### QUOTED PASSAGE
________________________________________
Currently the string functions grub_strtol(), grub_strtoul(), and
grub_strtoull() don't declare the "end" pointer in such a way as to
require the pointer itself or the character array to be immutable to the
implementation, nor does the C standard do so in its similar functions,
though it does require us not to change any of it.
The typical declarations of these functions follow this pattern:
long
strtol(const char * restrict nptr, char ** restrict endptr, int base);
Much of the reason for this is historic, and a discussion of that
follows below, after the explanation of this change. (GRUB currently
does not include the "restrict" qualifiers, and we name the arguments a
bit differently.)
The implementation is semantically required to treat the character array
as immutable, but such accidental modifications aren't stopped by the
compiler, and the semantics for both the callers and the implementation
of these functions are sometimes also helped by adding that requirement.
This patch changes these declarations to follow this pattern instead:
long
strtol(const char * restrict nptr,
const char ** const restrict endptr,
int base);
This means that if any modification to these functions accidentally
introduces either an errant modification to the underlying character
array, or an accidental assignment to endptr rather than *endptr, the
compiler should generate an error. (The two uses of "restrict" in this
case basically mean strtol() isn't allowed to modify the character array
by going through *endptr, and endptr isn't allowed to point inside the
array.)
It also means the typical use case changes to:
char *s = ...;
const char *end;
long l;
l = strtol(s, &end, 10);
Or even:
const char *p = str;
while (p && *p) {
long l = strtol(p, &p, 10);
...
________________________________________
### AVAILABLE DATA
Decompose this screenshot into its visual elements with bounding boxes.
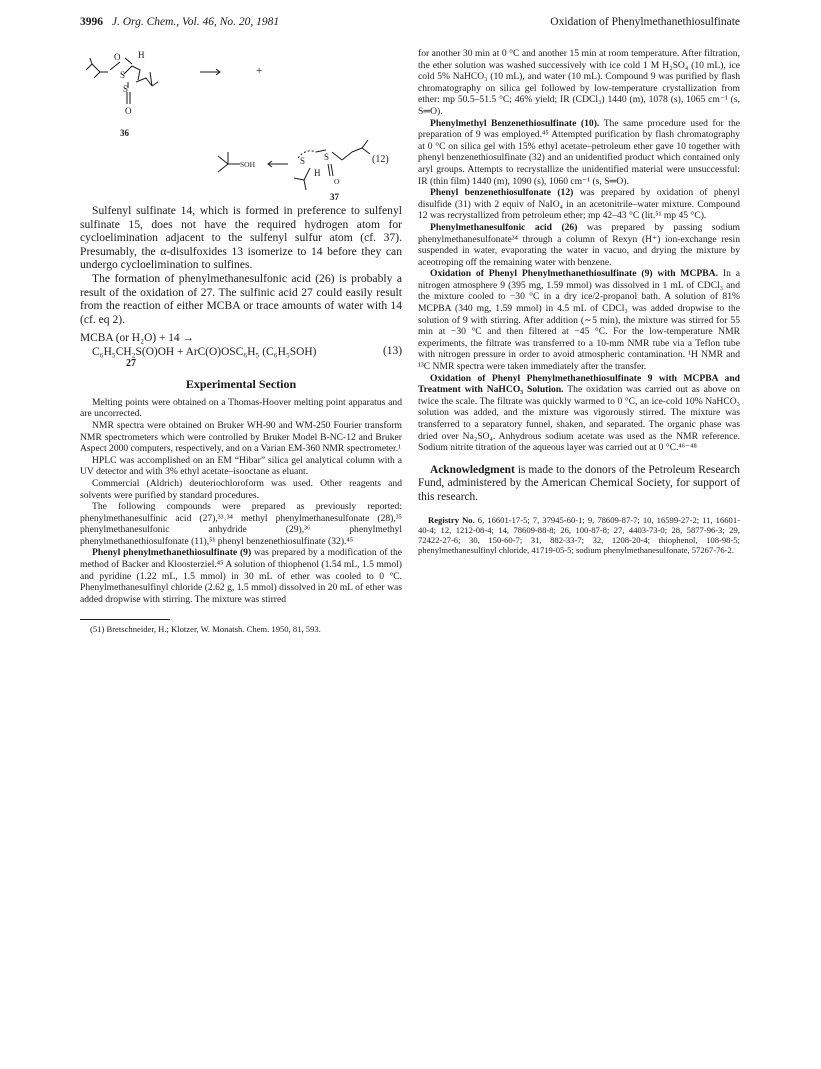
________________________________________
### TASKS
1. Can you retype the GRUB strtol patch description between "The implementation is" and "adding that requirement.", inclusive?
2. How would the GRUB strtol patch description go on? Write what comes next, picking up from where it stops.
The data plays no part here.

### ANSWERS GIVEN
1.
The implementation is semantically required to treat the character array
as immutable, but such accidental modifications aren't stopped by the
compiler, and the semantics for both the callers and the implementation
of these functions are sometimes also helped by adding that requirement.

2.
}
This fixes 26 places where we discard our attempts at treating the data
safely by doing:
const char *p = str;
long l;
l = strtol(p, (char **)&ptr, 10);
It also adds 5 places where we do:
char *p = str;
while (p && *p) {
long l = strtol(p, (const char ** const)&p, 10);
...
/* more calls that need p not to be pointer-to-const */
}
While moderately distasteful, this is a better problem to have.
With one minor exception, I have tested that all of this compiles
without relevant warnings or errors, and that /much/ of it behaves
correctly, with gcc 9 using 'gcc -W -Wall -Wextra'. The one exception
is the changes in grub-core/osdep/aros/hostdisk.c , which I have no idea
how to build.
Because the C standard defined type-qualifiers in a way that can be
confusing, in the past there's been a slow but fairly regular stream of
churn within our patches, which add and remove the const qualifier in many
of the users of these functions. This change should help avoid that in
the future, and in order to help ensure this, I've added an explanation
in misc.h so that when someone does get a compiler warning about a type
error, they have the fix at hand.
The reason we don't have "const" in these calls in the standard is
purely anachronistic: C78 (de facto) did not have type qualifiers in the
syntax, and the "const" type qualifier was added for C89 (I think; it
may have been later). strtol() appears to date from 4.3BSD in 1986,
which means it could not be added to those functions in the standard
without breaking compatibility, which is usually avoided.
The syntax chosen for type qualifiers is what has led to the churn
regarding usage of const, and is especially confusing on string
functions due to the lack of a string type. Quoting from C99, the
syntax is:
declarator:
pointer[opt] direct-declarator
direct-declarator:
identifier
( declarator )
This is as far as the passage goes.